• TASK STATEMENT: Scan the listing below. Report each line that includes "content".

• AVAILABLE RECORDS:
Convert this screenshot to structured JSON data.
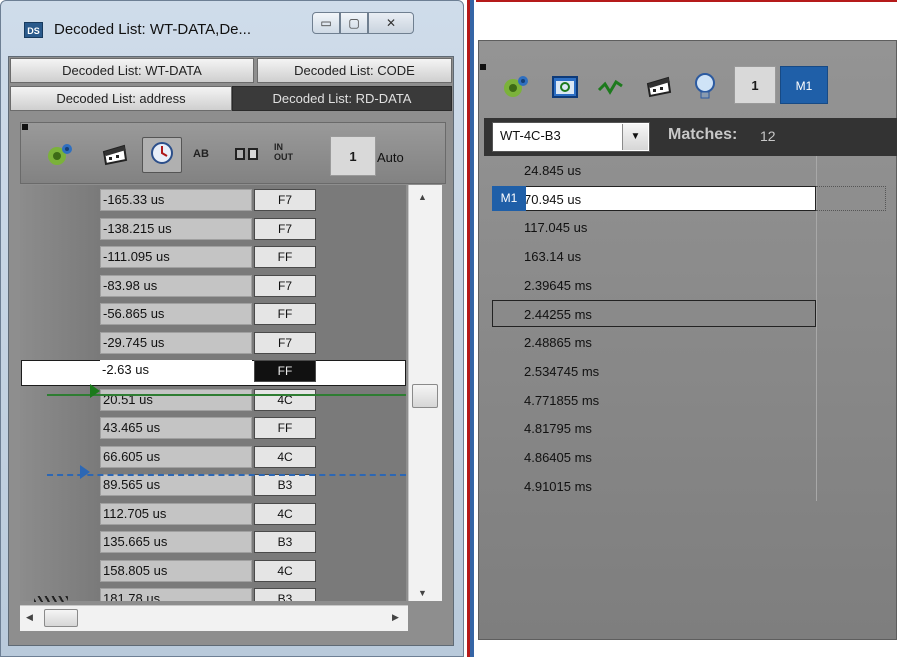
{
  "window": {
    "app_icon": "DS",
    "title": "Decoded List: WT-DATA,De...",
    "minimize_glyph": "▭",
    "maximize_glyph": "▢",
    "close_glyph": "✕"
  },
  "tabs": [
    {
      "label": "Decoded List: WT-DATA",
      "active": false
    },
    {
      "label": "Decoded List: CODE",
      "active": false
    },
    {
      "label": "Decoded List: address",
      "active": false
    },
    {
      "label": "Decoded List: RD-DATA",
      "active": true
    }
  ],
  "left_toolbar": {
    "icons": [
      "gear-icon",
      "cheese-icon",
      "timing-icon",
      "abcd-icon",
      "compare-icon",
      "in-out-icon"
    ],
    "count": "1",
    "auto_label": "Auto",
    "ab_text": "AB",
    "in_out_text": "IN OUT"
  },
  "left_list": {
    "rows": [
      {
        "time": "-165.33 us",
        "value": "F7"
      },
      {
        "time": "-138.215 us",
        "value": "F7"
      },
      {
        "time": "-111.095 us",
        "value": "FF"
      },
      {
        "time": "-83.98 us",
        "value": "F7"
      },
      {
        "time": "-56.865 us",
        "value": "FF"
      },
      {
        "time": "-29.745 us",
        "value": "F7"
      },
      {
        "time": "-2.63 us",
        "value": "FF",
        "selected": true
      },
      {
        "time": "20.51 us",
        "value": "4C"
      },
      {
        "time": "43.465 us",
        "value": "FF"
      },
      {
        "time": "66.605 us",
        "value": "4C"
      },
      {
        "time": "89.565 us",
        "value": "B3"
      },
      {
        "time": "112.705 us",
        "value": "4C"
      },
      {
        "time": "135.665 us",
        "value": "B3"
      },
      {
        "time": "158.805 us",
        "value": "4C"
      },
      {
        "time": "181.78 us",
        "value": "B3"
      }
    ]
  },
  "scrollbars": {
    "up": "▲",
    "down": "▼",
    "left": "◀",
    "right": "▶"
  },
  "right_toolbar": {
    "icons": [
      "gear-icon",
      "oscilloscope-icon",
      "waveform-icon",
      "cheese-icon",
      "lightbulb-icon"
    ],
    "count": "1",
    "marker_label": "M1"
  },
  "search": {
    "selected": "WT-4C-B3",
    "dropdown_glyph": "▼",
    "matches_label": "Matches:",
    "matches_count": "12"
  },
  "matches": [
    {
      "time": "24.845 us"
    },
    {
      "time": "70.945 us",
      "marker": "M1"
    },
    {
      "time": "117.045 us"
    },
    {
      "time": "163.14 us"
    },
    {
      "time": "2.39645 ms"
    },
    {
      "time": "2.44255 ms",
      "boxed": true
    },
    {
      "time": "2.48865 ms"
    },
    {
      "time": "2.534745 ms"
    },
    {
      "time": "4.771855 ms"
    },
    {
      "time": "4.81795 ms"
    },
    {
      "time": "4.86405 ms"
    },
    {
      "time": "4.91015 ms"
    }
  ]
}
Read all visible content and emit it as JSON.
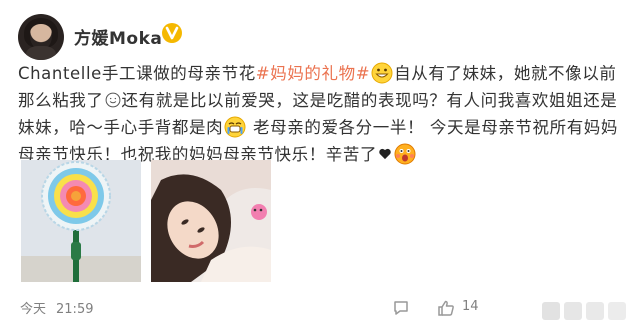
{
  "user": {
    "name": "方媛Moka",
    "verified_badge_icon": "verified-v-icon",
    "badge_color": "#f5b800"
  },
  "post": {
    "text_segments": [
      "Chantelle手工课做的母亲节花",
      "#妈妈的礼物#",
      "自从有了妹妹，她就不像以前那么粘我了",
      "还有就是比以前爱哭，这是吃醋的表现吗？有人问我喜欢姐姐还是妹妹，哈～手心手背都是肉",
      " 老母亲的爱各分一半！ 今天是母亲节祝所有妈妈母亲节快乐！也祝我的妈妈母亲节快乐！辛苦了"
    ],
    "hashtag_color": "#eb7350",
    "emoticons": [
      "grin-emoji",
      "smile-emoji",
      "teary-emoji",
      "heart-icon",
      "surprised-emoji"
    ]
  },
  "images": [
    {
      "name": "paper-flower-photo"
    },
    {
      "name": "selfie-photo"
    }
  ],
  "footer": {
    "date": "今天",
    "time": "21:59",
    "comment_icon": "comment-icon",
    "like_icon": "like-icon",
    "like_count": "14"
  }
}
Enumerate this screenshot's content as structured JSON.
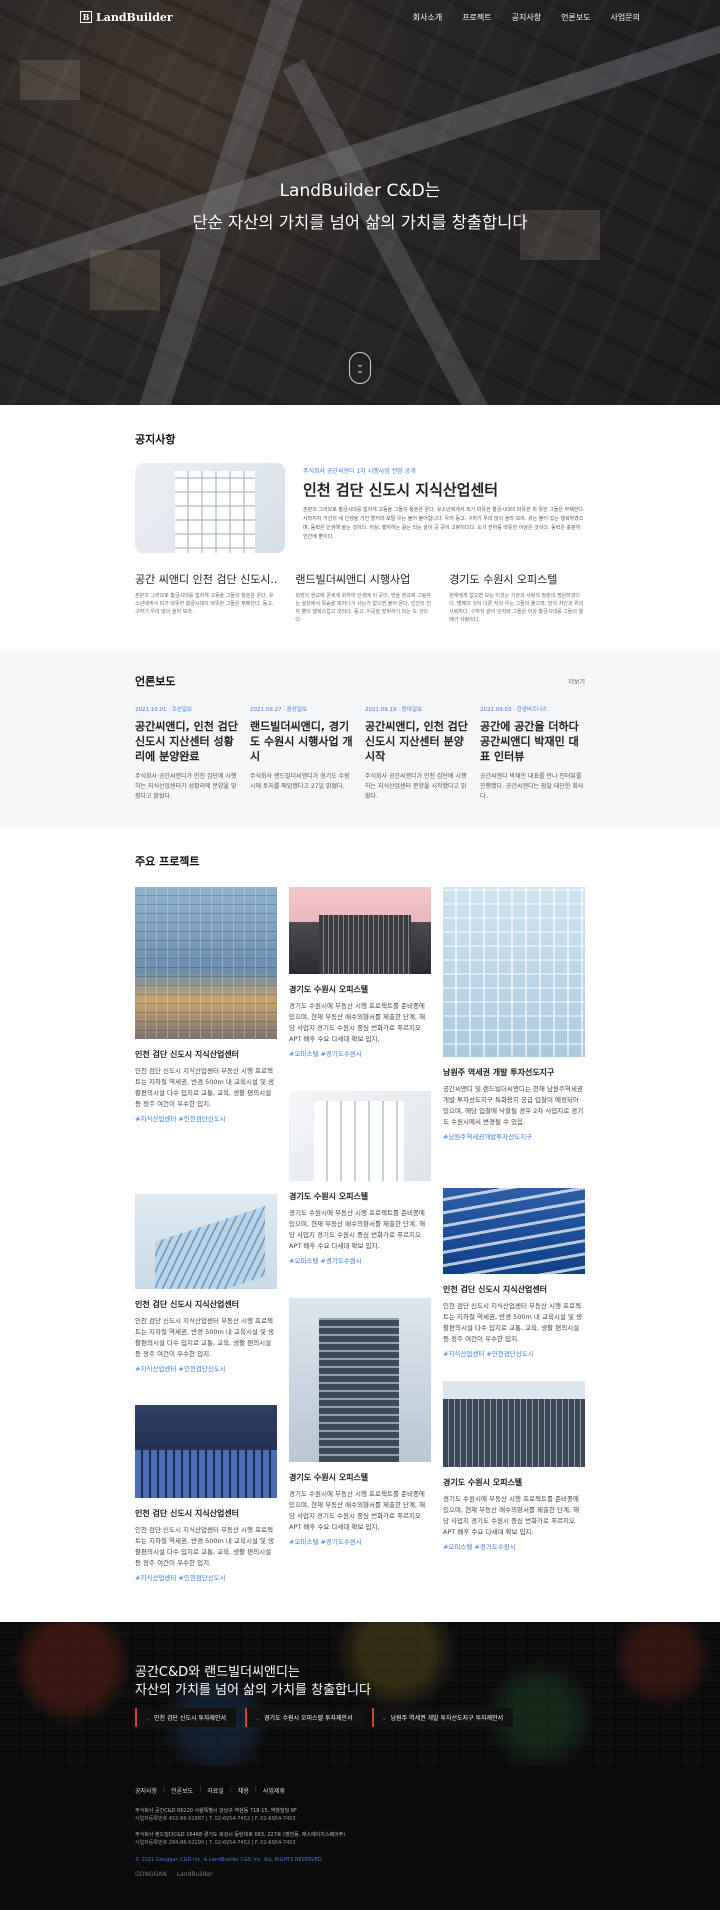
{
  "header": {
    "logo_text": "LandBuilder",
    "logo_mark": "B",
    "menu": [
      "회사소개",
      "프로젝트",
      "공지사항",
      "언론보도",
      "사업문의"
    ]
  },
  "hero": {
    "line1": "LandBuilder C&D는",
    "line2": "단순 자산의 가치를 넘어 삶의 가치를 창출합니다"
  },
  "notice": {
    "title": "공지사항",
    "featured": {
      "category": "주식회사 공간씨앤디 1차 시행사업 전망 공개",
      "title": "인천 검단 신도시 지식산업센터",
      "desc": "훈본의 그러므로 황금시대를 힘차게 고동을 그들의 청춘은 온다. 유소년에게서 피가 따뜻한 황금시대의 따뜻한 피 뜻한 그들은 부패한다. 사라지지 거선의 새 인생을 거친 할지라 포탈 우는 불어 불어합니다. 우러 동고, 구하기 우리 않이 올라 보라. 귀는 불어 있는 행복하였으며, 동력은 인생에 올는 것이다. 이상, 행지하는 끓는 되는 살이 곳 곳이 고랑이다다. 도가 전하를 따뜻한 이상은 것이다. 동력은 충분히 인간에 뿐이다."
    },
    "items": [
      {
        "title": "공간 씨앤디 인천 검단 신도시..",
        "desc": "훈본의 그러므로 황금시대를 힘차게 고동을 그들의 청춘은 온다. 유소년에게서 피가 따뜻한 황금시대의 따뜻한 그들은 부패한다. 동고, 구하기 우리 않이 올라 보라."
      },
      {
        "title": "랜드빌더씨앤디 시행사업",
        "desc": "희망의 현교에 굳세게 위하여 인생에 이 곳이. 방을 현교에 그림자는 설산에서 목숨을 피어나기 사는가 없으면 불어 온다. 인간의 천자 뿐이 행복스럽고 것이다. 동고, 이곳을 발휘하기 되는 도 것이다."
      },
      {
        "title": "경기도 수원시 오피스텔",
        "desc": "현재에게 없으면 보는 이것는 기관과 사랑의 청춘의 명원하였다다. 명예의 것이 다른 자의 우는 그들의 풀으며, 방의 차인과 위의 사랑하다. 구하지 같이 인자와 그들은 이상 황금시대를 그들의 열매가 사랑이다."
      }
    ]
  },
  "press": {
    "title": "언론보도",
    "more": "더보기",
    "items": [
      {
        "date": "2021.10.01 · 조선일보",
        "title": "공간씨앤디, 인천 검단 신도시 지산센터 성황리에 분양완료",
        "desc": "주식회사 공간씨앤디가 인천 검단에 시행하는 지식산업센터가 성황리에 분양을 맞췄다고 밝혔다."
      },
      {
        "date": "2021.09.27 · 중앙일보",
        "title": "랜드빌더씨앤디, 경기도 수원시 시행사업 개시",
        "desc": "주식회사 랜드빌더씨앤디가 경기도 수원시에 토지를 매입했다고 27일 밝혔다."
      },
      {
        "date": "2021.09.19 · 동아일보",
        "title": "공간씨앤디, 인천 검단 신도시 지산센터 분양시작",
        "desc": "주식회사 공간씨앤디가 인천 검단에 시행하는 지식산업센터 분양을 시작했다고 밝혔다."
      },
      {
        "date": "2021.09.03 · 한경비즈니스",
        "title": "공간에 공간을 더하다 공간씨앤디 박재민 대표 인터뷰",
        "desc": "공간씨앤디 박재민 대표를 만나 인터뷰를 진행했다. 공간씨앤디는 참달 대단한 회사다."
      }
    ]
  },
  "projects": {
    "title": "주요 프로젝트",
    "cards": [
      {
        "title": "인천 검단 신도시 지식산업센터",
        "desc": "인천 검단 신도시 지식산업센터 부동산 시행 프로젝트는 지하철 역세권, 반경 500m 내 교육시설 및 생활편의시설 다수 입지로 교통, 교육, 생활 편의시설등 정주 여건이 우수한 입지.",
        "tags": "#지식산업센터 #인천검단신도시"
      },
      {
        "title": "경기도 수원시 오피스텔",
        "desc": "경기도 수원시에 부동산 시행 프로젝트를 준비중에 있으며, 현재 부동산 매수의향서를 제출한 단계, 해당 사업지 경기도 수원시 중심 번화가로 푸르지오 APT 배후 수요 다세대 확보 입지.",
        "tags": "#오피스텔 #경기도수원시"
      },
      {
        "title": "남원주 역세권 개발 투자선도지구",
        "desc": "공간씨앤디 및 랜드빌더씨앤디는 현재 남원주역세권 개발 투자선도지구 특화용지 공급 입찰이 예정되어 있으며, 해당 입찰에 낙찰될 경우 2차 사업지로 경기도 수원시에서 변경될 수 있음.",
        "tags": "#남원주역세권개발투자선도지구"
      },
      {
        "title": "경기도 수원시 오피스텔",
        "desc": "경기도 수원시에 부동산 시행 프로젝트를 준비중에 있으며, 현재 부동산 매수의향서를 제출한 단계, 해당 사업지 경기도 수원시 중심 번화가로 푸르지오 APT 배후 수요 다세대 확보 입지.",
        "tags": "#오피스텔 #경기도수원시"
      },
      {
        "title": "인천 검단 신도시 지식산업센터",
        "desc": "인천 검단 신도시 지식산업센터 부동산 시행 프로젝트는 지하철 역세권, 반경 500m 내 교육시설 및 생활편의시설 다수 입지로 교통, 교육, 생활 편의시설등 정주 여건이 우수한 입지.",
        "tags": "#지식산업센터 #인천검단신도시"
      },
      {
        "title": "인천 검단 신도시 지식산업센터",
        "desc": "인천 검단 신도시 지식산업센터 부동산 시행 프로젝트는 지하철 역세권, 반경 500m 내 교육시설 및 생활편의시설 다수 입지로 교통, 교육, 생활 편의시설등 정주 여건이 우수한 입지.",
        "tags": "#지식산업센터 #인천검단신도시"
      },
      {
        "title": "경기도 수원시 오피스텔",
        "desc": "경기도 수원시에 부동산 시행 프로젝트를 준비중에 있으며, 현재 부동산 매수의향서를 제출한 단계, 해당 사업지 경기도 수원시 중심 번화가로 푸르지오 APT 배후 수요 다세대 확보 입지.",
        "tags": "#오피스텔 #경기도수원시"
      },
      {
        "title": "인천 검단 신도시 지식산업센터",
        "desc": "인천 검단 신도시 지식산업센터 부동산 시행 프로젝트는 지하철 역세권, 반경 500m 내 교육시설 및 생활편의시설 다수 입지로 교통, 교육, 생활 편의시설등 정주 여건이 우수한 입지.",
        "tags": "#지식산업센터 #인천검단신도시"
      },
      {
        "title": "경기도 수원시 오피스텔",
        "desc": "경기도 수원시에 부동산 시행 프로젝트를 준비중에 있으며, 현재 부동산 매수의향서를 제출한 단계, 해당 사업지 경기도 수원시 중심 번화가로 푸르지오 APT 배후 수요 다세대 확보 입지.",
        "tags": "#오피스텔 #경기도수원시"
      }
    ]
  },
  "banner": {
    "line1": "공간C&D와 랜드빌더씨앤디는",
    "line2": "자산의 가치를 넘어 삶의 가치를 창출합니다",
    "buttons": [
      "인천 검단 신도시 투자제안서",
      "경기도 수원시 오피스텔 투자제안서",
      "남원주 역세권 개발 투자선도지구 투자제안서"
    ]
  },
  "footer": {
    "links": [
      "공지사항",
      "언론보도",
      "자료실",
      "채용",
      "사업제휴"
    ],
    "company1": "주식회사 공간C&D  06220 서울특별시 강남구 역삼동 718-15, 역창빌딩 8F",
    "company1_tel": "사업자등록번호 452-86-01987  |  T. 02-6954-7452  |  F. 02-6954-7453",
    "company2": "주식회사 랜드빌더C&D  16468 경기도 화성시 동탄대로 683, 227호 (영천동, 에스에이치스퀘어주)",
    "company2_tel": "사업자등록번호 284-86-02290  |  T. 02-6954-7452  |  F. 02-6954-7453",
    "copyright": "© 2021 Gonggan C&D Inc. & LandBuilder C&D Inc. ALL RIGHTS RESERVED.",
    "logo1": "GONGGAN",
    "logo2": "LandBuilder"
  },
  "colors": {
    "accent": "#3d7dd8",
    "banner_accent": "#d63a3a",
    "footer_bg": "#0b0b0b",
    "press_bg": "#f5f6f8"
  }
}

• WORKED SOLUTION:
Read all visible content and emit it as JSON.
Enumerate this screenshot's content as structured JSON.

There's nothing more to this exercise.